# Records to use start
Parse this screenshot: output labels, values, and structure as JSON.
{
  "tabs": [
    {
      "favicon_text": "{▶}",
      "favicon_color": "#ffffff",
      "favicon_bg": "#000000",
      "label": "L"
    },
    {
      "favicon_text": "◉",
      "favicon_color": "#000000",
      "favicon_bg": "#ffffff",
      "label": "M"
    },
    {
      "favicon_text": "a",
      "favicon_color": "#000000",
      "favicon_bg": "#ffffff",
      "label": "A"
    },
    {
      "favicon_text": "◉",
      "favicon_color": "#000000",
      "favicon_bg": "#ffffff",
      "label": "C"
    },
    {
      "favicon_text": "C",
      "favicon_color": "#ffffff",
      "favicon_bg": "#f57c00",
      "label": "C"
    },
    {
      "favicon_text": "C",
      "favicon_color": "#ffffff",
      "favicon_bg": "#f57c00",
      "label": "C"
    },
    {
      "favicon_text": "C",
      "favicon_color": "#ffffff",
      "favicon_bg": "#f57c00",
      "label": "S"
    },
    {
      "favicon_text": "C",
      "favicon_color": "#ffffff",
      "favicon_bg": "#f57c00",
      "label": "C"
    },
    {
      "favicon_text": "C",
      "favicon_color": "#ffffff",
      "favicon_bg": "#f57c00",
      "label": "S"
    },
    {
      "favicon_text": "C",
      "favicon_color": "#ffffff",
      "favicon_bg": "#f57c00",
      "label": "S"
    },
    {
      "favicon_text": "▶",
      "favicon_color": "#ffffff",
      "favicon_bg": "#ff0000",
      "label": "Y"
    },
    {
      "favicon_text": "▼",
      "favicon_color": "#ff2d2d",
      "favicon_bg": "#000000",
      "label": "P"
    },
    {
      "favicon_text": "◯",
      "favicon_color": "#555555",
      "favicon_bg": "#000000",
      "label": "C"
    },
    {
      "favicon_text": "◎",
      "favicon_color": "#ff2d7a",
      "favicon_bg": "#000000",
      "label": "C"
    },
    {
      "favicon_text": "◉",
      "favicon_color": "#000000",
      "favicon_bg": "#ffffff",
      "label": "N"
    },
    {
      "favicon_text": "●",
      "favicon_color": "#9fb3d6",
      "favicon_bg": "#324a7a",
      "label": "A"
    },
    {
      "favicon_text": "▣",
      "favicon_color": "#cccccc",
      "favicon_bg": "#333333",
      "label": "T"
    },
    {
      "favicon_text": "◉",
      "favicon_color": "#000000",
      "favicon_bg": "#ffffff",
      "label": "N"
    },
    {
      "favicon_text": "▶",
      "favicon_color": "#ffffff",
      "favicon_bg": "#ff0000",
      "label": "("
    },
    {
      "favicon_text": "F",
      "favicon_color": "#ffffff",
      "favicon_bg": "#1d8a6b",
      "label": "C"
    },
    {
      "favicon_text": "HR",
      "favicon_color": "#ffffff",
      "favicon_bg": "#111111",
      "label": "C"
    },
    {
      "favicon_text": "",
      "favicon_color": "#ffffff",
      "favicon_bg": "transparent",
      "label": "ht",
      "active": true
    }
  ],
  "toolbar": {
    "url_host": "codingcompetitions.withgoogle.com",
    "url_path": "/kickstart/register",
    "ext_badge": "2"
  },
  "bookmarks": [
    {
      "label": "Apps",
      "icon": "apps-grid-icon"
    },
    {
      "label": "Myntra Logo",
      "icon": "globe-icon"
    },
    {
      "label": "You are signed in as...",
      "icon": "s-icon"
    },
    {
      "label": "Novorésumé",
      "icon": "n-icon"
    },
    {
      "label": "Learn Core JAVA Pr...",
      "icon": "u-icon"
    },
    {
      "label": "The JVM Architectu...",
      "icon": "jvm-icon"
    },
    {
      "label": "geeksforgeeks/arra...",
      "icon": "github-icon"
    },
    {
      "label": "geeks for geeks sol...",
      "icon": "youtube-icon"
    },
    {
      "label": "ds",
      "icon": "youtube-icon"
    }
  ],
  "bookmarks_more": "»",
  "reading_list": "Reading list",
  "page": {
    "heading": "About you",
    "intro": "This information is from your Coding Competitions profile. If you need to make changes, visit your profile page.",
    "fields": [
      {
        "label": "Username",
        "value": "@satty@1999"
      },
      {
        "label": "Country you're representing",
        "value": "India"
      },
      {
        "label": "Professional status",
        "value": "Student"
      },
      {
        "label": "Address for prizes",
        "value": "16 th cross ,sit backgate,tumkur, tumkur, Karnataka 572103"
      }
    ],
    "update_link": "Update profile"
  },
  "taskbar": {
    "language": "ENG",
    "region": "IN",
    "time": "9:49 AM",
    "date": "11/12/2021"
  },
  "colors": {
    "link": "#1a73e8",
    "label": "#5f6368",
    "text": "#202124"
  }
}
# Records to use end
# Records to use start
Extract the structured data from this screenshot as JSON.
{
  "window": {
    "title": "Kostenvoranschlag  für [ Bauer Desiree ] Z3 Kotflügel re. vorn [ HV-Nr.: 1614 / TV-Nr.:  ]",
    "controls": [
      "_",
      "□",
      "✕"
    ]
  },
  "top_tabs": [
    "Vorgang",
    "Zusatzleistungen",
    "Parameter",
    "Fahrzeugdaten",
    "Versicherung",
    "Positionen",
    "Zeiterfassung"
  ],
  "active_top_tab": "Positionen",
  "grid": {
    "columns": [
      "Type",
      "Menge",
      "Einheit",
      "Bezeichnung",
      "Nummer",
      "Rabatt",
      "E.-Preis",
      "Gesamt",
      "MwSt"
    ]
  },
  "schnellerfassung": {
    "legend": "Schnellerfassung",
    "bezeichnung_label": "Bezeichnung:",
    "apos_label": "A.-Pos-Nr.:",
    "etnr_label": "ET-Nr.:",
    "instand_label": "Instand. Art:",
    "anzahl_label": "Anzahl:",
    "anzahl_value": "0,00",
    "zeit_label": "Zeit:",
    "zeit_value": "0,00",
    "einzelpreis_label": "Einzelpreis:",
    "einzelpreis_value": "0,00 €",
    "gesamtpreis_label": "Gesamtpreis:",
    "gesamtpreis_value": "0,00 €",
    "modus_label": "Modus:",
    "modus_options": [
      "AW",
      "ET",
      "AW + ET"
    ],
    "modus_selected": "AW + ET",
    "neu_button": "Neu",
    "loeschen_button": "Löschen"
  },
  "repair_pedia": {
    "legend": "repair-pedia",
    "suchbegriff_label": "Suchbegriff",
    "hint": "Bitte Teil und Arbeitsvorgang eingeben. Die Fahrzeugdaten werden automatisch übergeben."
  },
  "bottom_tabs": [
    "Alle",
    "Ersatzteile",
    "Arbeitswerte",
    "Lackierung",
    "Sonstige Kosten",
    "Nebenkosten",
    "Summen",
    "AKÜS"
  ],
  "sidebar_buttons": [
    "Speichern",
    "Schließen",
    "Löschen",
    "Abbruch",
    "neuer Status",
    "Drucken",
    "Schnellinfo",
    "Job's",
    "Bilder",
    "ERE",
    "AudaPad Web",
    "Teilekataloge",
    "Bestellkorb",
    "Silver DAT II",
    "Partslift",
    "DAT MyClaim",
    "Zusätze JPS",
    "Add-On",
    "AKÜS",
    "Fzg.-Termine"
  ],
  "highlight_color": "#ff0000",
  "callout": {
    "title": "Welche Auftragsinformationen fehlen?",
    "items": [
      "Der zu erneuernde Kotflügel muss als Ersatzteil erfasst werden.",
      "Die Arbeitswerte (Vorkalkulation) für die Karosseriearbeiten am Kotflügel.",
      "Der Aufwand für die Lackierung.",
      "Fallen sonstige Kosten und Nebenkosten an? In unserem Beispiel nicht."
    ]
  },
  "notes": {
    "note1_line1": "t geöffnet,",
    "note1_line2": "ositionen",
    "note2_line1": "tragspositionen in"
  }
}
# Records to use end
- [Required task] Copy out all lines from the material above that contain the string "Fahrzeugdaten".

- [Output of the exercise]
    "Fahrzeugdaten",
    "hint": "Bitte Teil und Arbeitsvorgang eingeben. Die Fahrzeugdaten werden automatisch übergeben."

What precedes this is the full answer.